## Aim
Give an exact transcription of every line, dropping the images.

********

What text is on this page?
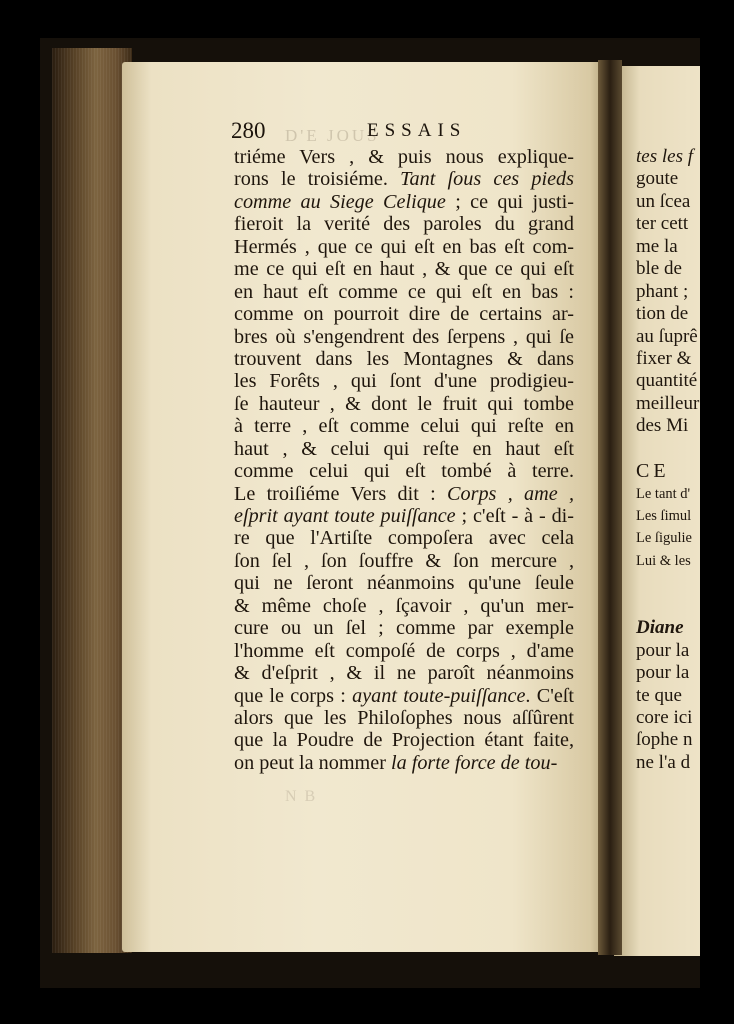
D'E JOUS
280	ESSAIS
triéme Vers , & puis nous explique-
rons le troisiéme. Tant ſous ces pieds
comme au Siege Celique ; ce qui justi-
fieroit la verité des paroles du grand
Hermés , que ce qui eſt en bas eſt com-
me ce qui eſt en haut , & que ce qui eſt
en haut eſt comme ce qui eſt en bas :
comme on pourroit dire de certains ar-
bres où s'engendrent des ſerpens , qui ſe
trouvent dans les Montagnes & dans
les Forêts , qui ſont d'une prodigieu-
ſe hauteur , & dont le fruit qui tombe
à terre , eſt comme celui qui reſte en
haut , & celui qui reſte en haut eſt
comme celui qui eſt tombé à terre.
Le troiſiéme Vers dit : Corps , ame ,
eſprit ayant toute puiſſance ; c'eſt - à - di-
re que l'Artiſte compoſera avec cela
ſon ſel , ſon ſouffre & ſon mercure ,
qui ne ſeront néanmoins qu'une ſeule
& même choſe , ſçavoir , qu'un mer-
cure ou un ſel ; comme par exemple
l'homme eſt compoſé de corps , d'ame
& d'eſprit , & il ne paroît néanmoins
que le corps : ayant toute-puiſſance. C'eſt
alors que les Philoſophes nous aſſûrent
que la Poudre de Projection étant faite,
on peut la nommer la forte force de tou-
tes les f
goute
un ſcea
ter cett
me la
ble de
phant ;
tion de
au ſuprê
fixer &
quantité
meilleur
des Mi
CE
Le tant d'
Les ſimul
Le ſigulie
Lui & les
Diane
pour la
pour la
te que
core ici
ſophe n
ne l'a d
N B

********

## The completed task
What text is on this page?
D'E JOUS
280	ESSAIS
triéme Vers , & puis nous explique-
rons le troisiéme. Tant ſous ces pieds
comme au Siege Celique ; ce qui justi-
fieroit la verité des paroles du grand
Hermés , que ce qui eſt en bas eſt com-
me ce qui eſt en haut , & que ce qui eſt
en haut eſt comme ce qui eſt en bas :
comme on pourroit dire de certains ar-
bres où s'engendrent des ſerpens , qui ſe
trouvent dans les Montagnes & dans
les Forêts , qui ſont d'une prodigieu-
ſe hauteur , & dont le fruit qui tombe
à terre , eſt comme celui qui reſte en
haut , & celui qui reſte en haut eſt
comme celui qui eſt tombé à terre.
Le troiſiéme Vers dit : Corps , ame ,
eſprit ayant toute puiſſance ; c'eſt - à - di-
re que l'Artiſte compoſera avec cela
ſon ſel , ſon ſouffre & ſon mercure ,
qui ne ſeront néanmoins qu'une ſeule
& même choſe , ſçavoir , qu'un mer-
cure ou un ſel ; comme par exemple
l'homme eſt compoſé de corps , d'ame
& d'eſprit , & il ne paroît néanmoins
que le corps : ayant toute-puiſſance. C'eſt
alors que les Philoſophes nous aſſûrent
que la Poudre de Projection étant faite,
on peut la nommer la forte force de tou-
tes les f
goute
un ſcea
ter cett
me la
ble de
phant ;
tion de
au ſuprê
fixer &
quantité
meilleur
des Mi
CE
Le tant d'
Les ſimul
Le ſigulie
Lui & les
Diane
pour la
pour la
te que
core ici
ſophe n
ne l'a d
N B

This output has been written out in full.